■ **Task directions**
Reproduce every line of the records below without any change, omitting the pictures.

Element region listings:
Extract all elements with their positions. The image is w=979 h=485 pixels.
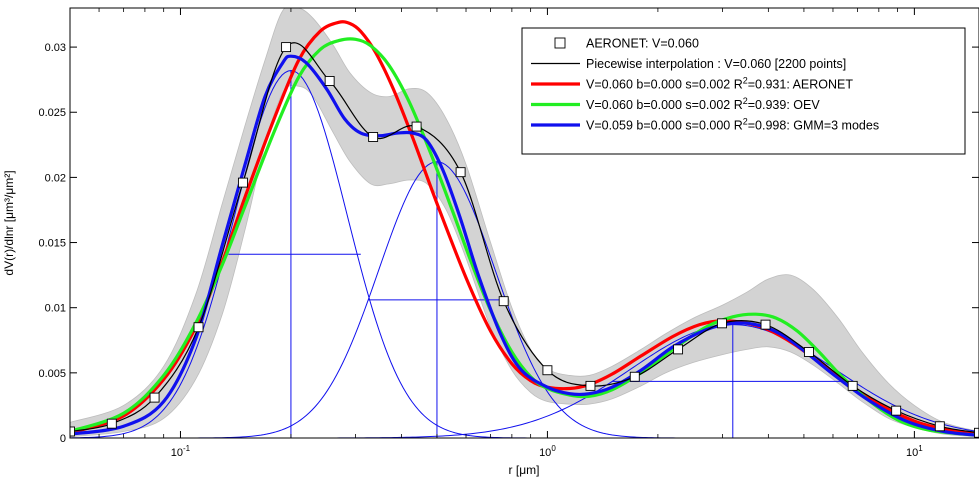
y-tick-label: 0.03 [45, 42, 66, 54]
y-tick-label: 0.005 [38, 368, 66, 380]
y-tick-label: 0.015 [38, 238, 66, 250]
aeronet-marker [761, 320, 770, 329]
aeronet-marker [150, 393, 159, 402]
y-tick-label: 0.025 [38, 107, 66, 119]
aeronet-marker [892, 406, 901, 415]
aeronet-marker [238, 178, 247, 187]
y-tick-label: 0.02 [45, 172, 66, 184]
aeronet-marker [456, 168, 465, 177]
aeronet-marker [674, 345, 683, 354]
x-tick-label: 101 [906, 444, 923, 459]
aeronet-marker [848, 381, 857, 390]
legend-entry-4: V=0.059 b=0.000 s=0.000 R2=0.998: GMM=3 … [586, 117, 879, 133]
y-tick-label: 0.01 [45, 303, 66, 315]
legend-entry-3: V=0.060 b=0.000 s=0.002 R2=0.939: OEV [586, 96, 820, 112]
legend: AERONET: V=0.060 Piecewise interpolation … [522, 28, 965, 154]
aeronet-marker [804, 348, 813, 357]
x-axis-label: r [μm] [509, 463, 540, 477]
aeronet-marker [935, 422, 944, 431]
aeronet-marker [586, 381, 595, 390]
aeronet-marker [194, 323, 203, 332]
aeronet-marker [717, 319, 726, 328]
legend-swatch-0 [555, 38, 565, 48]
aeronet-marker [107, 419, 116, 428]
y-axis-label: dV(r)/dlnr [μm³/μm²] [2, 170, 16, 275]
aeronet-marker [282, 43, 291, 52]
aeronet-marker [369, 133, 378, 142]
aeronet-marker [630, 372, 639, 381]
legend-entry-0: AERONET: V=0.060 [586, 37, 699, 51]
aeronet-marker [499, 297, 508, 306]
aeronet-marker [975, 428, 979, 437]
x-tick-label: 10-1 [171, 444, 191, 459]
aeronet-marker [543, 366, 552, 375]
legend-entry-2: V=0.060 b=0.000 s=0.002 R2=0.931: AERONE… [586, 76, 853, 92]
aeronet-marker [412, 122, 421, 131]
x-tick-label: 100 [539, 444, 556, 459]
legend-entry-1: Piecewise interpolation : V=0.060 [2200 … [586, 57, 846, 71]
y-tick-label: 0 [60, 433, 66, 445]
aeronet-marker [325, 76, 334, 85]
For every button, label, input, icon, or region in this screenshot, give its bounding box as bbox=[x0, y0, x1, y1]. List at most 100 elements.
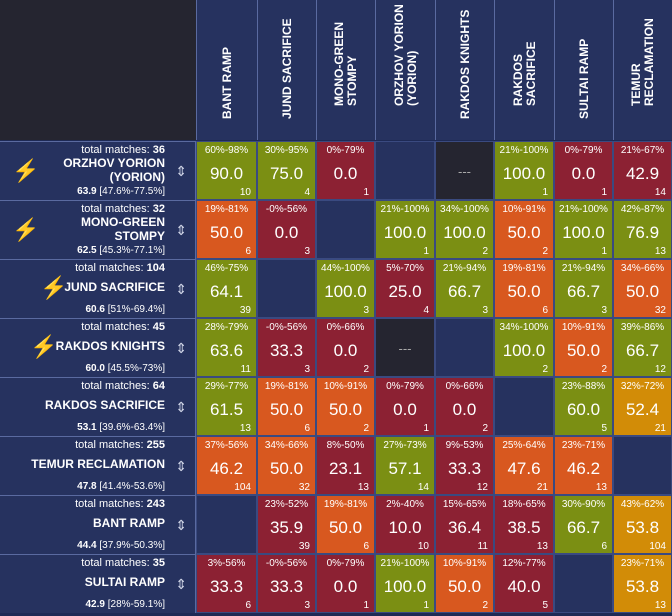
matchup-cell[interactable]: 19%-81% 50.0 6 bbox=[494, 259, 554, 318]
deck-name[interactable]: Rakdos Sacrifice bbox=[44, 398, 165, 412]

■ **Result of this task**
Extract all elements with their positions. The image is w=979 h=485 pixels.
y-tick-label: 0.03 [45, 42, 66, 54]
y-tick-label: 0.005 [38, 368, 66, 380]
y-tick-label: 0.015 [38, 238, 66, 250]
aeronet-marker [761, 320, 770, 329]
aeronet-marker [150, 393, 159, 402]
y-tick-label: 0.025 [38, 107, 66, 119]
aeronet-marker [892, 406, 901, 415]
aeronet-marker [238, 178, 247, 187]
y-tick-label: 0.02 [45, 172, 66, 184]
aeronet-marker [456, 168, 465, 177]
aeronet-marker [674, 345, 683, 354]
x-tick-label: 101 [906, 444, 923, 459]
aeronet-marker [848, 381, 857, 390]
legend-entry-4: V=0.059 b=0.000 s=0.000 R2=0.998: GMM=3 … [586, 117, 879, 133]
y-tick-label: 0.01 [45, 303, 66, 315]
legend-entry-3: V=0.060 b=0.000 s=0.002 R2=0.939: OEV [586, 96, 820, 112]
legend: AERONET: V=0.060 Piecewise interpolation … [522, 28, 965, 154]
aeronet-marker [804, 348, 813, 357]
x-axis-label: r [μm] [509, 463, 540, 477]
aeronet-marker [935, 422, 944, 431]
aeronet-marker [586, 381, 595, 390]
aeronet-marker [194, 323, 203, 332]
aeronet-marker [717, 319, 726, 328]
legend-swatch-0 [555, 38, 565, 48]
aeronet-marker [107, 419, 116, 428]
y-axis-label: dV(r)/dlnr [μm³/μm²] [2, 170, 16, 275]
aeronet-marker [282, 43, 291, 52]
aeronet-marker [369, 133, 378, 142]
aeronet-marker [630, 372, 639, 381]
legend-entry-0: AERONET: V=0.060 [586, 37, 699, 51]
aeronet-marker [499, 297, 508, 306]
aeronet-marker [975, 428, 979, 437]
x-tick-label: 10-1 [171, 444, 191, 459]
aeronet-marker [543, 366, 552, 375]
legend-entry-2: V=0.060 b=0.000 s=0.002 R2=0.931: AERONE… [586, 76, 853, 92]
aeronet-marker [412, 122, 421, 131]
x-tick-label: 100 [539, 444, 556, 459]
legend-entry-1: Piecewise interpolation : V=0.060 [2200 … [586, 57, 846, 71]
y-tick-label: 0 [60, 433, 66, 445]
aeronet-marker [325, 76, 334, 85]
For every button, label, input, icon, or region in this screenshot, give its bounding box as bbox=[x0, y0, x1, y1]. List at most 100 elements.
matchup-cell[interactable]: 19%-81% 50.0 6 bbox=[494, 259, 554, 318]
deck-name[interactable]: Rakdos Sacrifice bbox=[44, 398, 165, 412]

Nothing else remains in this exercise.